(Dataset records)
# # # #

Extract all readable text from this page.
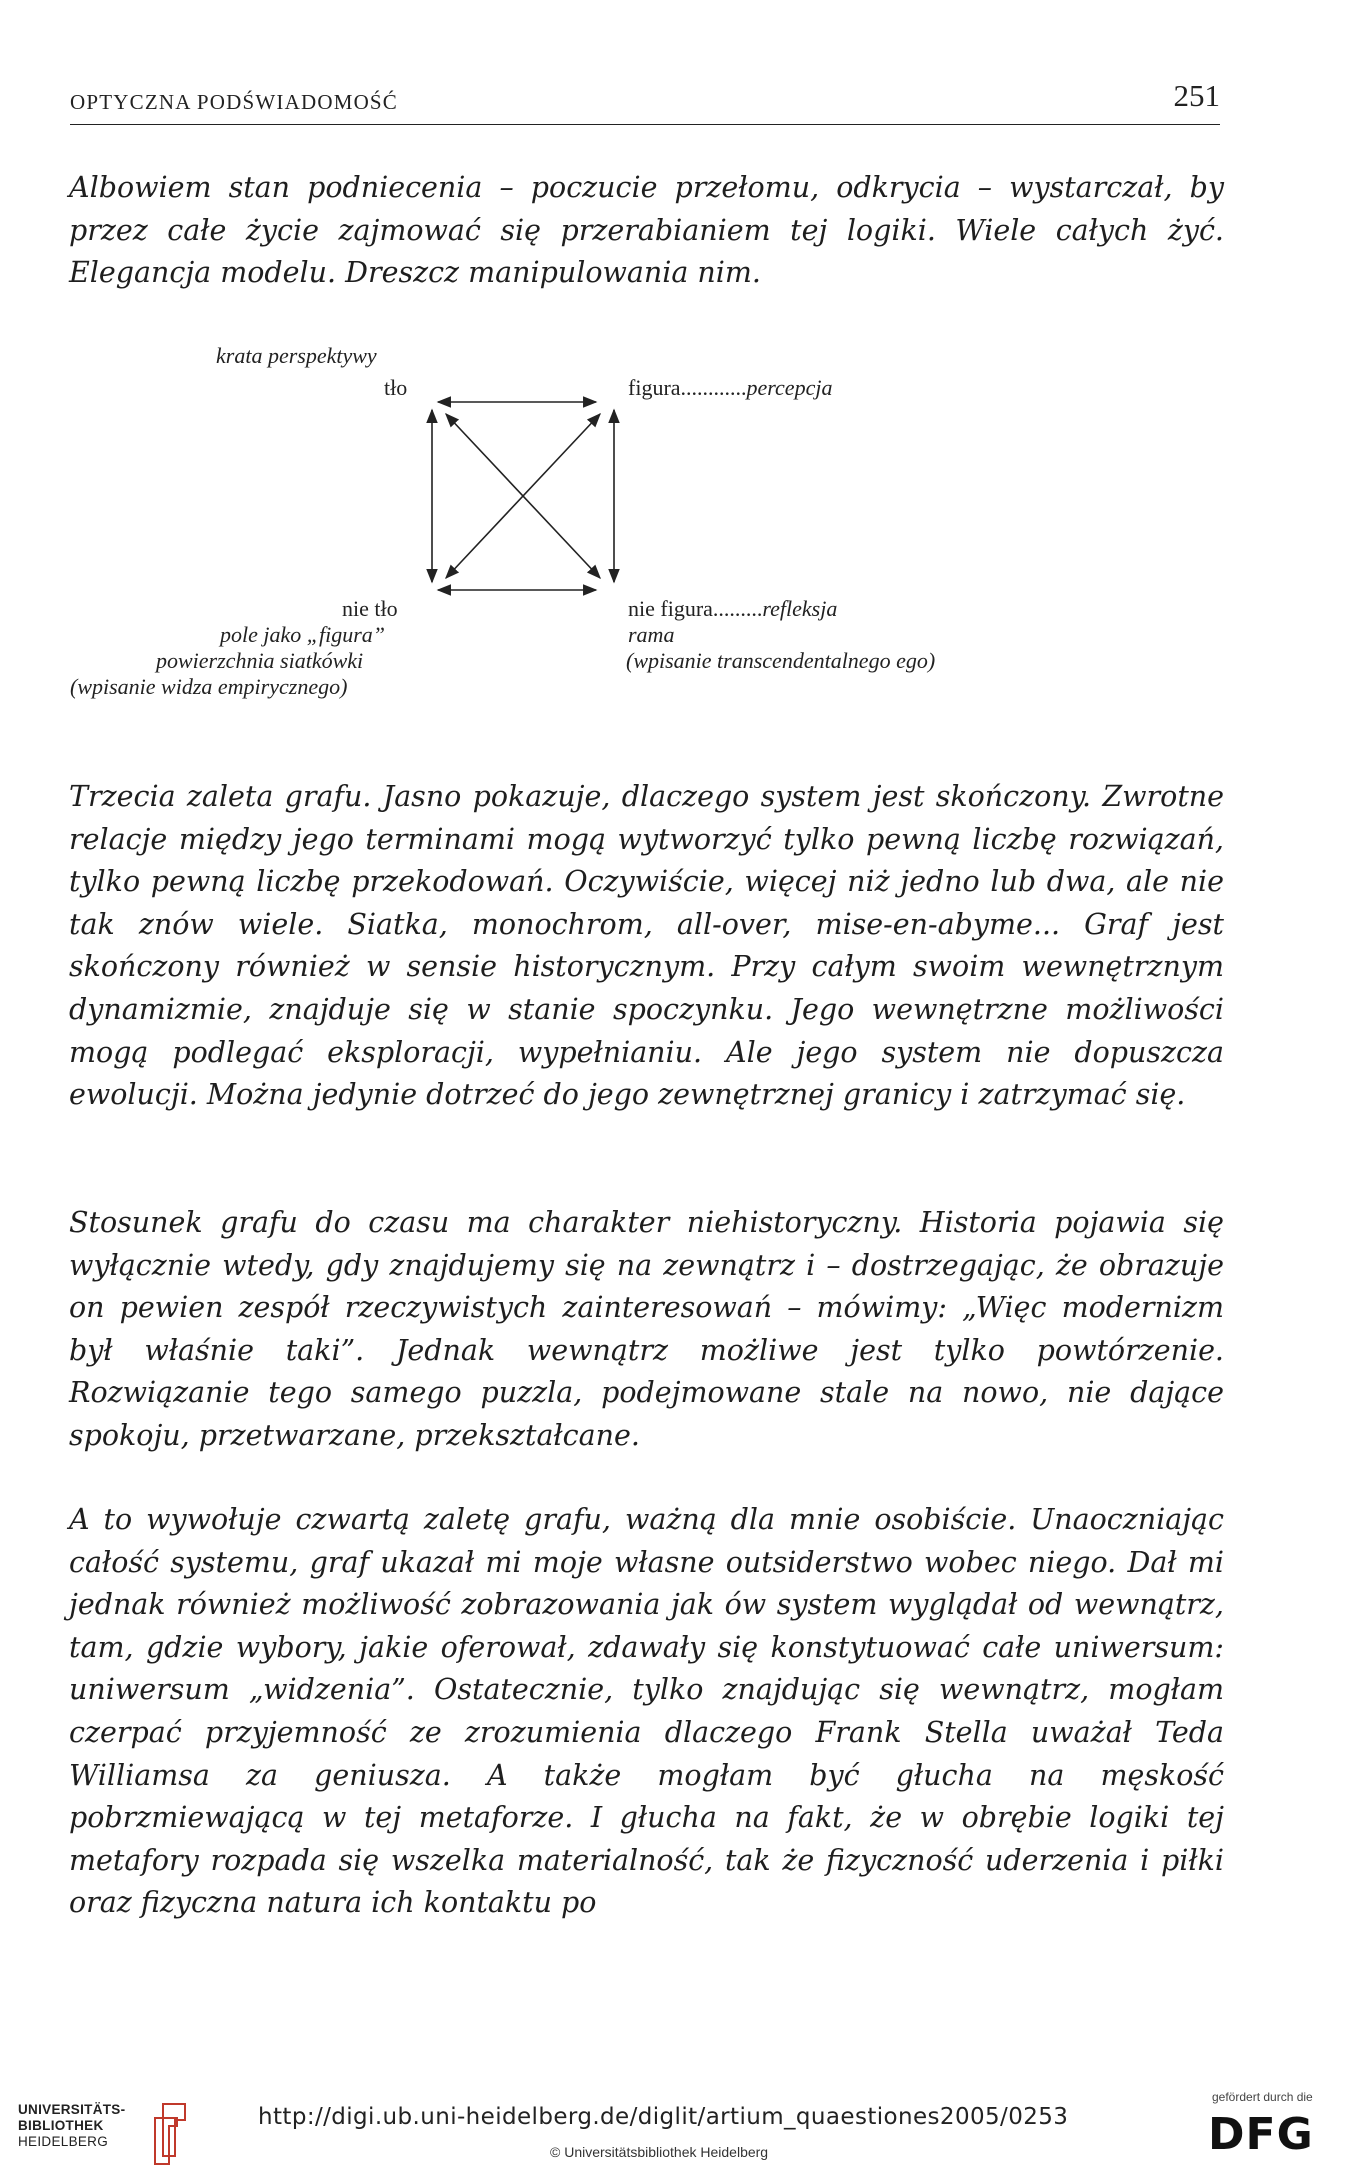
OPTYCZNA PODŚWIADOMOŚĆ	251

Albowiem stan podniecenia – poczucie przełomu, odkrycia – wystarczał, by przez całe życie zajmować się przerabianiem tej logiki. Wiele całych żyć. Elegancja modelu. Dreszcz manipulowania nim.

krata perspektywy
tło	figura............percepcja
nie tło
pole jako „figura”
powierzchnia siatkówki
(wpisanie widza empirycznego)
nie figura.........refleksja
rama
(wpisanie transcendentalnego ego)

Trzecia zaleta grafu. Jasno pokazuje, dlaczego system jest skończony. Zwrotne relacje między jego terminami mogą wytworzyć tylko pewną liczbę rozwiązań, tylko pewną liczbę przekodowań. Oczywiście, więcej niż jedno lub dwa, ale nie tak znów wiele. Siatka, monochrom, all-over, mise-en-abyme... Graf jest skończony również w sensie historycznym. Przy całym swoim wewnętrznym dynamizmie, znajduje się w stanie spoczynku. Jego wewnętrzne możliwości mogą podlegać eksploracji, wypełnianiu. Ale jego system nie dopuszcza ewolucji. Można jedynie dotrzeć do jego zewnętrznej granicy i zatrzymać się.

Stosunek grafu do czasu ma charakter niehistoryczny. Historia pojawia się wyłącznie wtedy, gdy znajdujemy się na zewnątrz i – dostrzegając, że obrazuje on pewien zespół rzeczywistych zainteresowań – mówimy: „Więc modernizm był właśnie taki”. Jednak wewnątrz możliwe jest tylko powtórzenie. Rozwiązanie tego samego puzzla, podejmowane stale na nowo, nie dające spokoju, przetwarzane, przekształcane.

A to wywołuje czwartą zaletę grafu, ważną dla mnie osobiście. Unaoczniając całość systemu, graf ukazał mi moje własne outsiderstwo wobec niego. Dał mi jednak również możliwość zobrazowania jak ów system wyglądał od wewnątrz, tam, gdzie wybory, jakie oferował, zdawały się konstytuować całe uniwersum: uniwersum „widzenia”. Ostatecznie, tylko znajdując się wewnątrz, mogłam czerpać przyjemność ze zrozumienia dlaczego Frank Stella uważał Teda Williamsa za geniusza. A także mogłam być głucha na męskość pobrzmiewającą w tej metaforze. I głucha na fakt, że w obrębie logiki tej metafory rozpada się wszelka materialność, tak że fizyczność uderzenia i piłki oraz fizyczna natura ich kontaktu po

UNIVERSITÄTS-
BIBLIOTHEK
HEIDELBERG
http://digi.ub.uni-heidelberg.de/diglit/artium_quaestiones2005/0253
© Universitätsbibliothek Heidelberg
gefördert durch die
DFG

# # # #

Skipping the pictures, transcribe each line above exactly as it appears.

Extract all readable text from this page.
OPTYCZNA PODŚWIADOMOŚĆ	251

Albowiem stan podniecenia – poczucie przełomu, odkrycia – wystarczał, by przez całe życie zajmować się przerabianiem tej logiki. Wiele całych żyć. Elegancja modelu. Dreszcz manipulowania nim.

krata perspektywy
tło	figura............percepcja
nie tło
pole jako „figura”
powierzchnia siatkówki
(wpisanie widza empirycznego)
nie figura.........refleksja
rama
(wpisanie transcendentalnego ego)

Trzecia zaleta grafu. Jasno pokazuje, dlaczego system jest skończony. Zwrotne relacje między jego terminami mogą wytworzyć tylko pewną liczbę rozwiązań, tylko pewną liczbę przekodowań. Oczywiście, więcej niż jedno lub dwa, ale nie tak znów wiele. Siatka, monochrom, all-over, mise-en-abyme... Graf jest skończony również w sensie historycznym. Przy całym swoim wewnętrznym dynamizmie, znajduje się w stanie spoczynku. Jego wewnętrzne możliwości mogą podlegać eksploracji, wypełnianiu. Ale jego system nie dopuszcza ewolucji. Można jedynie dotrzeć do jego zewnętrznej granicy i zatrzymać się.

Stosunek grafu do czasu ma charakter niehistoryczny. Historia pojawia się wyłącznie wtedy, gdy znajdujemy się na zewnątrz i – dostrzegając, że obrazuje on pewien zespół rzeczywistych zainteresowań – mówimy: „Więc modernizm był właśnie taki”. Jednak wewnątrz możliwe jest tylko powtórzenie. Rozwiązanie tego samego puzzla, podejmowane stale na nowo, nie dające spokoju, przetwarzane, przekształcane.

A to wywołuje czwartą zaletę grafu, ważną dla mnie osobiście. Unaoczniając całość systemu, graf ukazał mi moje własne outsiderstwo wobec niego. Dał mi jednak również możliwość zobrazowania jak ów system wyglądał od wewnątrz, tam, gdzie wybory, jakie oferował, zdawały się konstytuować całe uniwersum: uniwersum „widzenia”. Ostatecznie, tylko znajdując się wewnątrz, mogłam czerpać przyjemność ze zrozumienia dlaczego Frank Stella uważał Teda Williamsa za geniusza. A także mogłam być głucha na męskość pobrzmiewającą w tej metaforze. I głucha na fakt, że w obrębie logiki tej metafory rozpada się wszelka materialność, tak że fizyczność uderzenia i piłki oraz fizyczna natura ich kontaktu po

UNIVERSITÄTS-
BIBLIOTHEK
HEIDELBERG
http://digi.ub.uni-heidelberg.de/diglit/artium_quaestiones2005/0253
© Universitätsbibliothek Heidelberg
gefördert durch die
DFG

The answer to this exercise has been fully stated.